Extracted data entries
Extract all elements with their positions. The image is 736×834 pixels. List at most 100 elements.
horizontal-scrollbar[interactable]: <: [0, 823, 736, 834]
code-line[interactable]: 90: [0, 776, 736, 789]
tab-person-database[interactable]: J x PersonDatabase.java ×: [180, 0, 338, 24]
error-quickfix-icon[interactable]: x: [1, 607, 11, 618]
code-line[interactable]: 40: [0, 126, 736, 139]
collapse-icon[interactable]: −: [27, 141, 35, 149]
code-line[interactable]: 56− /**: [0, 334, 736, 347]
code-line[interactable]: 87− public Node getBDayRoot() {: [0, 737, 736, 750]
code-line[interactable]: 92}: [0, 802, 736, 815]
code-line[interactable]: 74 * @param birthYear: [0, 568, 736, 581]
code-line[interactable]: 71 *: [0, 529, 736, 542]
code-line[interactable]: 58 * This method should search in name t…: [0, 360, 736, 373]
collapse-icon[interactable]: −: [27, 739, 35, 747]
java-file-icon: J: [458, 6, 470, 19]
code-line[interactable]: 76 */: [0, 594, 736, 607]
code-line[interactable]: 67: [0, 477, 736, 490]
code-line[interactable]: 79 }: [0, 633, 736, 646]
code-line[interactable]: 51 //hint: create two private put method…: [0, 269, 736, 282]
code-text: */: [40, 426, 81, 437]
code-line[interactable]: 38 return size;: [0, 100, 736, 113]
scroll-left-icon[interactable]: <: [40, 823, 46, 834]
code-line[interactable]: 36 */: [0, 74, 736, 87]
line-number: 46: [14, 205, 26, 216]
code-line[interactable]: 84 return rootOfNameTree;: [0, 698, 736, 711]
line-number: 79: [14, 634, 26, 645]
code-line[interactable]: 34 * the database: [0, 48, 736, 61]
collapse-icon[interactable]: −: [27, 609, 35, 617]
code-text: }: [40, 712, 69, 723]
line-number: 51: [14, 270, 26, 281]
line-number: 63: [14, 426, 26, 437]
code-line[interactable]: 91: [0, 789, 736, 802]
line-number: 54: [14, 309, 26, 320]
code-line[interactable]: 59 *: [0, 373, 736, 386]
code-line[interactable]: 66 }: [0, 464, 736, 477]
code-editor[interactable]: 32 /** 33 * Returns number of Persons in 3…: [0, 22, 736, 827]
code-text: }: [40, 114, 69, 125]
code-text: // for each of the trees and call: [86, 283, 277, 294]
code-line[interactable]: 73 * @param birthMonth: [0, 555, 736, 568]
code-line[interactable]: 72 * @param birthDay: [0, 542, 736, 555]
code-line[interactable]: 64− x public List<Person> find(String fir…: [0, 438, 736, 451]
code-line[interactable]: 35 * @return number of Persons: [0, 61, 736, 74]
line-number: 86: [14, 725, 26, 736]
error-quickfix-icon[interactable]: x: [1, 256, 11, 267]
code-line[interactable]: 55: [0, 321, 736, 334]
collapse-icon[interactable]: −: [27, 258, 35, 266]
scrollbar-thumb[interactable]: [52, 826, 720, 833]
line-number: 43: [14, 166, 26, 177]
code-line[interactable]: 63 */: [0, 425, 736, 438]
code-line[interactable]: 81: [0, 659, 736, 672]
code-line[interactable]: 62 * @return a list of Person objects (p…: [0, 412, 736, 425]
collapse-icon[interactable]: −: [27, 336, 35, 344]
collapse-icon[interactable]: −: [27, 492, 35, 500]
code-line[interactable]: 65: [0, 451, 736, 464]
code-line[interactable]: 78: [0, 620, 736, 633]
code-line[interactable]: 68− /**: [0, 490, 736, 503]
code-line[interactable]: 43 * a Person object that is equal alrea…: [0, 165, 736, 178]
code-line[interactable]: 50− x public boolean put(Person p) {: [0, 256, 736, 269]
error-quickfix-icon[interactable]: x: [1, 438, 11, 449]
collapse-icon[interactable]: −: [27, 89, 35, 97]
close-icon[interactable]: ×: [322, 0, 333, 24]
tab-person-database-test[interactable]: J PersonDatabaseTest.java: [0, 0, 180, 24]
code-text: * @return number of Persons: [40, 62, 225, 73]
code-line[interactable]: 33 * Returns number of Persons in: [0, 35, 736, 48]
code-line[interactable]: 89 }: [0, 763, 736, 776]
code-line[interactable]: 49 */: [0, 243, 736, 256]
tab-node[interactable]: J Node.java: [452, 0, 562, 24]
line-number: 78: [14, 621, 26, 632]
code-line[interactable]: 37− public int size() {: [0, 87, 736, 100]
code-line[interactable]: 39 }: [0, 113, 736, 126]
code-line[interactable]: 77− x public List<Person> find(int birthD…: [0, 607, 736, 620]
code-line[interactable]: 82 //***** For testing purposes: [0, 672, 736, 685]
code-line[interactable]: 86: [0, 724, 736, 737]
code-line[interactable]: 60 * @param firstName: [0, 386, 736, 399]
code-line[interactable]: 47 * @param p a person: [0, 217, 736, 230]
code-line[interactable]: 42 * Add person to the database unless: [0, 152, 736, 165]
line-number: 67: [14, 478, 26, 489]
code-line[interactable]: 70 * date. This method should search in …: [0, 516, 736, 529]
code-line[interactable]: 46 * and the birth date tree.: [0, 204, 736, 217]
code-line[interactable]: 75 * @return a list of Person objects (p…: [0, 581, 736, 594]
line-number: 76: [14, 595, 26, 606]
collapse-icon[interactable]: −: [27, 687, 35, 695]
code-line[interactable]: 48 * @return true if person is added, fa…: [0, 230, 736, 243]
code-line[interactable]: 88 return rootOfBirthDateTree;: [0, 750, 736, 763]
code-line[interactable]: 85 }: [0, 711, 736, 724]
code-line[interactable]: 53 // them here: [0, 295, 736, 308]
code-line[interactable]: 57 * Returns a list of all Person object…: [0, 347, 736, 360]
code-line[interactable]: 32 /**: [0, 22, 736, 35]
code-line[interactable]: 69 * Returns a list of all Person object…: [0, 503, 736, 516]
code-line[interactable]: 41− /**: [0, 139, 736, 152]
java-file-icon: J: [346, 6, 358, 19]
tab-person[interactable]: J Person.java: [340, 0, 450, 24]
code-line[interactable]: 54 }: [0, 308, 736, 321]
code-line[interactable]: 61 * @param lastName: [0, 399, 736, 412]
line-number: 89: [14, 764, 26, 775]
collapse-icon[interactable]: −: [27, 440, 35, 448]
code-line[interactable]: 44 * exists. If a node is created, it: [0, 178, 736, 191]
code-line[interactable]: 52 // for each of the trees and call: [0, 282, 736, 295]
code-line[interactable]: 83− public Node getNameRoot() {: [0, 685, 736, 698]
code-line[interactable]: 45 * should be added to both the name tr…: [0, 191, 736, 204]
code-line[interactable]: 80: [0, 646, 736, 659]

◆ **BRIEF**
Reproduce every entry above word for word, changing nothing.

◆ **RESPONSE FOR THIS EXERCISE**
Extract all elements with their positions. The image is 736×834 pixels. List at most 100 elements.
horizontal-scrollbar[interactable]: <: [0, 823, 736, 834]
code-line[interactable]: 90: [0, 776, 736, 789]
tab-person-database[interactable]: J x PersonDatabase.java ×: [180, 0, 338, 24]
error-quickfix-icon[interactable]: x: [1, 607, 11, 618]
code-line[interactable]: 40: [0, 126, 736, 139]
collapse-icon[interactable]: −: [27, 141, 35, 149]
code-line[interactable]: 56− /**: [0, 334, 736, 347]
code-line[interactable]: 87− public Node getBDayRoot() {: [0, 737, 736, 750]
code-line[interactable]: 92}: [0, 802, 736, 815]
code-line[interactable]: 74 * @param birthYear: [0, 568, 736, 581]
code-line[interactable]: 71 *: [0, 529, 736, 542]
code-line[interactable]: 58 * This method should search in name t…: [0, 360, 736, 373]
collapse-icon[interactable]: −: [27, 739, 35, 747]
java-file-icon: J: [458, 6, 470, 19]
code-line[interactable]: 76 */: [0, 594, 736, 607]
code-line[interactable]: 67: [0, 477, 736, 490]
code-line[interactable]: 79 }: [0, 633, 736, 646]
code-line[interactable]: 51 //hint: create two private put method…: [0, 269, 736, 282]
code-text: */: [40, 426, 81, 437]
code-line[interactable]: 38 return size;: [0, 100, 736, 113]
scroll-left-icon[interactable]: <: [40, 823, 46, 834]
code-line[interactable]: 36 */: [0, 74, 736, 87]
line-number: 46: [14, 205, 26, 216]
code-line[interactable]: 84 return rootOfNameTree;: [0, 698, 736, 711]
line-number: 79: [14, 634, 26, 645]
code-line[interactable]: 34 * the database: [0, 48, 736, 61]
collapse-icon[interactable]: −: [27, 609, 35, 617]
code-text: }: [40, 712, 69, 723]
line-number: 51: [14, 270, 26, 281]
line-number: 63: [14, 426, 26, 437]
code-line[interactable]: 91: [0, 789, 736, 802]
line-number: 54: [14, 309, 26, 320]
code-line[interactable]: 59 *: [0, 373, 736, 386]
code-line[interactable]: 66 }: [0, 464, 736, 477]
code-editor[interactable]: 32 /** 33 * Returns number of Persons in 3…: [0, 22, 736, 827]
code-text: }: [40, 114, 69, 125]
code-text: // for each of the trees and call: [86, 283, 277, 294]
code-line[interactable]: 73 * @param birthMonth: [0, 555, 736, 568]
code-line[interactable]: 72 * @param birthDay: [0, 542, 736, 555]
code-line[interactable]: 64− x public List<Person> find(String fir…: [0, 438, 736, 451]
code-line[interactable]: 35 * @return number of Persons: [0, 61, 736, 74]
line-number: 86: [14, 725, 26, 736]
error-quickfix-icon[interactable]: x: [1, 256, 11, 267]
code-line[interactable]: 55: [0, 321, 736, 334]
collapse-icon[interactable]: −: [27, 258, 35, 266]
scrollbar-thumb[interactable]: [52, 826, 720, 833]
line-number: 43: [14, 166, 26, 177]
code-line[interactable]: 63 */: [0, 425, 736, 438]
code-line[interactable]: 81: [0, 659, 736, 672]
code-line[interactable]: 62 * @return a list of Person objects (p…: [0, 412, 736, 425]
collapse-icon[interactable]: −: [27, 336, 35, 344]
collapse-icon[interactable]: −: [27, 492, 35, 500]
code-line[interactable]: 65: [0, 451, 736, 464]
code-line[interactable]: 78: [0, 620, 736, 633]
code-line[interactable]: 68− /**: [0, 490, 736, 503]
code-line[interactable]: 43 * a Person object that is equal alrea…: [0, 165, 736, 178]
code-line[interactable]: 50− x public boolean put(Person p) {: [0, 256, 736, 269]
error-quickfix-icon[interactable]: x: [1, 438, 11, 449]
collapse-icon[interactable]: −: [27, 89, 35, 97]
close-icon[interactable]: ×: [322, 0, 333, 24]
tab-person-database-test[interactable]: J PersonDatabaseTest.java: [0, 0, 180, 24]
code-text: * @return number of Persons: [40, 62, 225, 73]
code-line[interactable]: 33 * Returns number of Persons in: [0, 35, 736, 48]
code-line[interactable]: 89 }: [0, 763, 736, 776]
code-line[interactable]: 49 */: [0, 243, 736, 256]
tab-node[interactable]: J Node.java: [452, 0, 562, 24]
line-number: 78: [14, 621, 26, 632]
code-line[interactable]: 37− public int size() {: [0, 87, 736, 100]
code-line[interactable]: 39 }: [0, 113, 736, 126]
code-line[interactable]: 77− x public List<Person> find(int birthD…: [0, 607, 736, 620]
code-line[interactable]: 82 //***** For testing purposes: [0, 672, 736, 685]
code-line[interactable]: 86: [0, 724, 736, 737]
code-line[interactable]: 60 * @param firstName: [0, 386, 736, 399]
code-line[interactable]: 47 * @param p a person: [0, 217, 736, 230]
code-line[interactable]: 42 * Add person to the database unless: [0, 152, 736, 165]
line-number: 67: [14, 478, 26, 489]
code-line[interactable]: 70 * date. This method should search in …: [0, 516, 736, 529]
code-line[interactable]: 46 * and the birth date tree.: [0, 204, 736, 217]
code-line[interactable]: 75 * @return a list of Person objects (p…: [0, 581, 736, 594]
line-number: 76: [14, 595, 26, 606]
collapse-icon[interactable]: −: [27, 687, 35, 695]
code-line[interactable]: 48 * @return true if person is added, fa…: [0, 230, 736, 243]
code-line[interactable]: 88 return rootOfBirthDateTree;: [0, 750, 736, 763]
code-line[interactable]: 85 }: [0, 711, 736, 724]
code-line[interactable]: 53 // them here: [0, 295, 736, 308]
code-line[interactable]: 57 * Returns a list of all Person object…: [0, 347, 736, 360]
code-line[interactable]: 32 /**: [0, 22, 736, 35]
code-line[interactable]: 69 * Returns a list of all Person object…: [0, 503, 736, 516]
code-line[interactable]: 41− /**: [0, 139, 736, 152]
java-file-icon: J: [346, 6, 358, 19]
tab-person[interactable]: J Person.java: [340, 0, 450, 24]
code-line[interactable]: 54 }: [0, 308, 736, 321]
code-line[interactable]: 61 * @param lastName: [0, 399, 736, 412]
line-number: 89: [14, 764, 26, 775]
collapse-icon[interactable]: −: [27, 440, 35, 448]
code-line[interactable]: 44 * exists. If a node is created, it: [0, 178, 736, 191]
code-line[interactable]: 52 // for each of the trees and call: [0, 282, 736, 295]
code-line[interactable]: 83− public Node getNameRoot() {: [0, 685, 736, 698]
code-line[interactable]: 45 * should be added to both the name tr…: [0, 191, 736, 204]
code-line[interactable]: 80: [0, 646, 736, 659]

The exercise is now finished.